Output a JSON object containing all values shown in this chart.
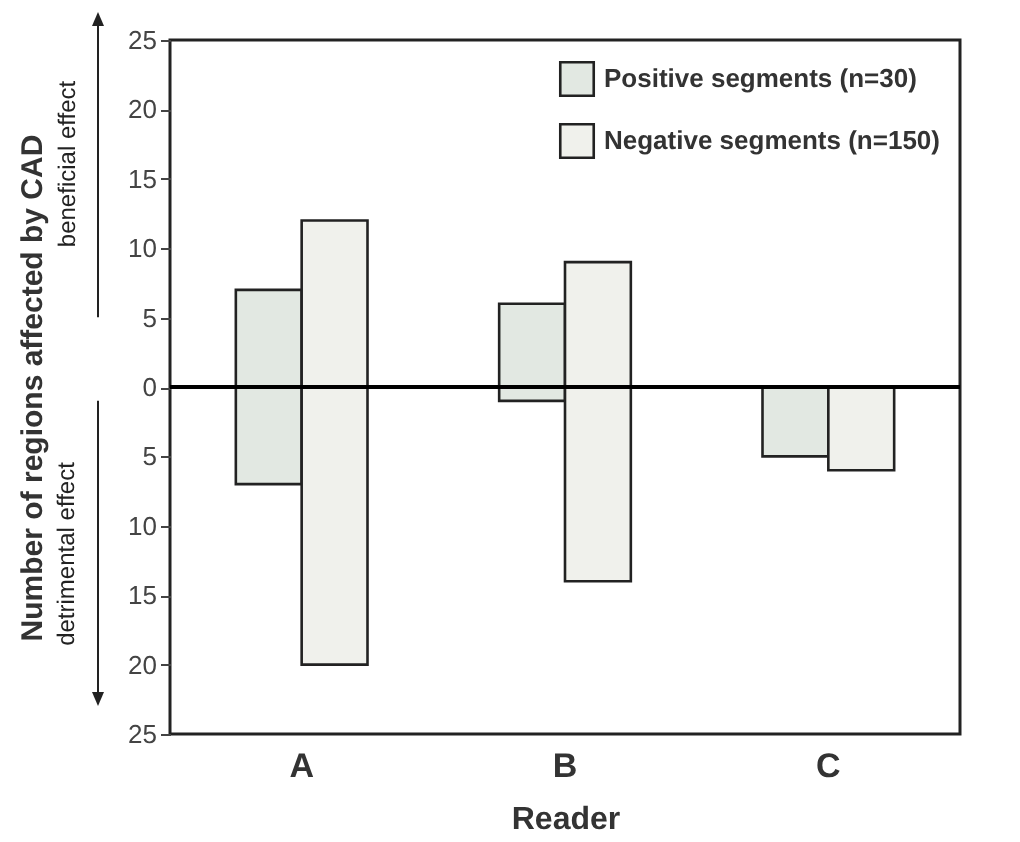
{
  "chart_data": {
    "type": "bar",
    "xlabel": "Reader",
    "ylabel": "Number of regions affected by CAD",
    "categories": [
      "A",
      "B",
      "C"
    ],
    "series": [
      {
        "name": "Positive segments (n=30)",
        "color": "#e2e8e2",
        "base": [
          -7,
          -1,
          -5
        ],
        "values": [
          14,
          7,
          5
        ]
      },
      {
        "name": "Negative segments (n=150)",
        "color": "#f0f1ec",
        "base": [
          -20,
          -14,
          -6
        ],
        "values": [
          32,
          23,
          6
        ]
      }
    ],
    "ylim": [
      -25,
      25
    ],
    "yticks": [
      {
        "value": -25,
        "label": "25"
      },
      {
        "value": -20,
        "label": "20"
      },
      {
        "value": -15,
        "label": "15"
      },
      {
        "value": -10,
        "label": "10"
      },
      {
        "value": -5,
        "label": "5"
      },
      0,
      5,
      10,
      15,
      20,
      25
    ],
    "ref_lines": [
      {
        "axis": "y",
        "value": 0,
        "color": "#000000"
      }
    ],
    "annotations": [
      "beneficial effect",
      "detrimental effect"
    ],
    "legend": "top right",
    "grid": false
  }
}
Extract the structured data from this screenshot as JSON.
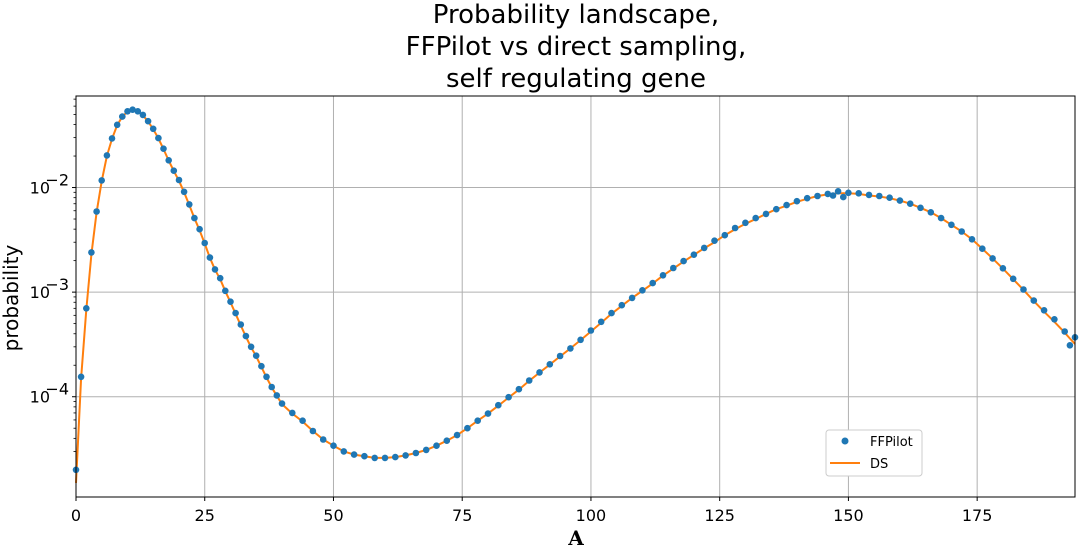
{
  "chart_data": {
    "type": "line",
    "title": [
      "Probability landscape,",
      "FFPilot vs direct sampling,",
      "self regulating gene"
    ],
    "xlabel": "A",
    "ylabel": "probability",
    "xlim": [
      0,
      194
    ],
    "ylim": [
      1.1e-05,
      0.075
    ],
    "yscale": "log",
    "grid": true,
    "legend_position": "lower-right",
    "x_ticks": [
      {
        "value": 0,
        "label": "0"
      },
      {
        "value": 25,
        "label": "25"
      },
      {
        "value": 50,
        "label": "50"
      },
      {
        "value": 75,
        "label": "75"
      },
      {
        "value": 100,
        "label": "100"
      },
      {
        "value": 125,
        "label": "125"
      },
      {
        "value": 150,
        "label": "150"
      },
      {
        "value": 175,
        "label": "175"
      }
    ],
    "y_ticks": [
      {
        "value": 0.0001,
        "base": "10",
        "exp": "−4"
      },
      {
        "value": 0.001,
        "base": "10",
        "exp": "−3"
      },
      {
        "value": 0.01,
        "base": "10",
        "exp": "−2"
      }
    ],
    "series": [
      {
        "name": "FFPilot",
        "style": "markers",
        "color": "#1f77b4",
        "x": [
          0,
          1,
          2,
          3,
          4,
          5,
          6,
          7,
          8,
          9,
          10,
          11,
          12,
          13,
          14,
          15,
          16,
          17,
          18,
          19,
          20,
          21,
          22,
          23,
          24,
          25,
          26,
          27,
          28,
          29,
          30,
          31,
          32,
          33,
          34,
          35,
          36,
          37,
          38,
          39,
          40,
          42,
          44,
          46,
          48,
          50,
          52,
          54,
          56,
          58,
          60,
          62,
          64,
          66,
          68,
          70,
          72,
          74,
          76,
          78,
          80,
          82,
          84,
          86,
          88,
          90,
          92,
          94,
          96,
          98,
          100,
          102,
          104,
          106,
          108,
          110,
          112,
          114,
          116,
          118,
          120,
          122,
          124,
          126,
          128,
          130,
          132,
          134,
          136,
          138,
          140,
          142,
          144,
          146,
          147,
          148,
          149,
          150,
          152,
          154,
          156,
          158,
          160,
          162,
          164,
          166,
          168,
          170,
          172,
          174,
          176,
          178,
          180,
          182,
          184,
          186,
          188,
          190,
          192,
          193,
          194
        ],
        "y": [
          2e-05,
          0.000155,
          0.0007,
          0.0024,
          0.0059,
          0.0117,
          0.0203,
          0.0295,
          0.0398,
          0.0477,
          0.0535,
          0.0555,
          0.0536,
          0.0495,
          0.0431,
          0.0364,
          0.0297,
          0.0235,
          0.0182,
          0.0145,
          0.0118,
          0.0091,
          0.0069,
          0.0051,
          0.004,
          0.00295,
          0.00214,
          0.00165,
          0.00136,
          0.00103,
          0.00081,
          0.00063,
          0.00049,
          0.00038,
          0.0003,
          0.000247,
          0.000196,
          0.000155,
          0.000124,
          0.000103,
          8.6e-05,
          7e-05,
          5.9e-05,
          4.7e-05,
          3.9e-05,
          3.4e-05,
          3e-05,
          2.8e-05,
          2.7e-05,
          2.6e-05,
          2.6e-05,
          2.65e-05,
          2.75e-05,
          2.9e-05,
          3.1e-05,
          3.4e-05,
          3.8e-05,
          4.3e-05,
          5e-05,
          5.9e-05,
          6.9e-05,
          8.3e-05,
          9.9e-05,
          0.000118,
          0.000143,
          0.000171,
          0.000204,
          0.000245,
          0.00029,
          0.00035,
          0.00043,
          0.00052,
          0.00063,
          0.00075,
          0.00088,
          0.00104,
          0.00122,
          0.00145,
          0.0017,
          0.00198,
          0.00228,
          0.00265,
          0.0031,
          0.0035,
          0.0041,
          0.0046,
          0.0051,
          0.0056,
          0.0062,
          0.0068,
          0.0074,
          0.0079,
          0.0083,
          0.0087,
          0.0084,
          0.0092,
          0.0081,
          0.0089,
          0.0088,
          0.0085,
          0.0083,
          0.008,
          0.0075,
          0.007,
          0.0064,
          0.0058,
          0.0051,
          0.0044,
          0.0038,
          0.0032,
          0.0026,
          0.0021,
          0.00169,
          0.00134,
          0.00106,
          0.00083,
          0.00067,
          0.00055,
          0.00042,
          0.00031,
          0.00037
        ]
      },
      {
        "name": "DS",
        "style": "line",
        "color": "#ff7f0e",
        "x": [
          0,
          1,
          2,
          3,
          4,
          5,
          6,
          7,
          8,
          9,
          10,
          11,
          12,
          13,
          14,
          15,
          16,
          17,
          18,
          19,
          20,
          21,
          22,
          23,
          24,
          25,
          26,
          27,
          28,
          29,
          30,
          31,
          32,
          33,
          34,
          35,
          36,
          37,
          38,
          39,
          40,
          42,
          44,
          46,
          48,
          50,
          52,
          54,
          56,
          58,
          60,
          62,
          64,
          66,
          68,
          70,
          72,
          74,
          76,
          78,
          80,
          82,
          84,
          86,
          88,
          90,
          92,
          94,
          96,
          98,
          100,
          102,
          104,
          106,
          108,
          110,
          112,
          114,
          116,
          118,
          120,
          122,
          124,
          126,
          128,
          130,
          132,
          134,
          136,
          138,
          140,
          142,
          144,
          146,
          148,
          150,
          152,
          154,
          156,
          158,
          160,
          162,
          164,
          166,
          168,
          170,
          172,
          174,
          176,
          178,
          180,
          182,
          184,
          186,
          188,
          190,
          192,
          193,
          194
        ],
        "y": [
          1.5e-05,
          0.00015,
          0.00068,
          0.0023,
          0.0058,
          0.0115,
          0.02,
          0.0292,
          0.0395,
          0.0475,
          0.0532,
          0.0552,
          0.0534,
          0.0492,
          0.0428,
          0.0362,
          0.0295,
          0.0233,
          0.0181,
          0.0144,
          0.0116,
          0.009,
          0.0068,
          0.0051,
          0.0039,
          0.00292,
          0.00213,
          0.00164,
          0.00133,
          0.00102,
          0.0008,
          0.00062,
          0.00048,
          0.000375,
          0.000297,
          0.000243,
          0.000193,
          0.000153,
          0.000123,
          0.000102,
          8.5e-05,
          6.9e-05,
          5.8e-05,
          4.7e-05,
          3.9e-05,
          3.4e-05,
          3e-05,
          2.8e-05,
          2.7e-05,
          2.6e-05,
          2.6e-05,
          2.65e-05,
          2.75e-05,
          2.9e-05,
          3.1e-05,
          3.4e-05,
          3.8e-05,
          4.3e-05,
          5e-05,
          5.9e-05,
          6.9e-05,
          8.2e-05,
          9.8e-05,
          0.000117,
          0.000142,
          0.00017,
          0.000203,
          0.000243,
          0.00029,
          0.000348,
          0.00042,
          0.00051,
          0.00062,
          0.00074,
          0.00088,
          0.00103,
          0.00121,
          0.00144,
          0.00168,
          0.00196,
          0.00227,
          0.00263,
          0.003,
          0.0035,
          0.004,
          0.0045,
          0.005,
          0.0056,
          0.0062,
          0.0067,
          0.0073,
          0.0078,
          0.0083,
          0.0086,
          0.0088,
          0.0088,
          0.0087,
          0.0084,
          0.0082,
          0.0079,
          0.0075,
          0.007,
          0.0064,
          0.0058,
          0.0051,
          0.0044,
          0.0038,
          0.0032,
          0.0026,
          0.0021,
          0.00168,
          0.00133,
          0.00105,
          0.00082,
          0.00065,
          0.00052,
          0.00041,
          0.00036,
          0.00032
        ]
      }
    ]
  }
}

━━━━

EXERCISE TASK: For the material, find the number of lines holding the word "effect" and give that figure and nothing more.

ANSWER TO THE EXERCISE: 2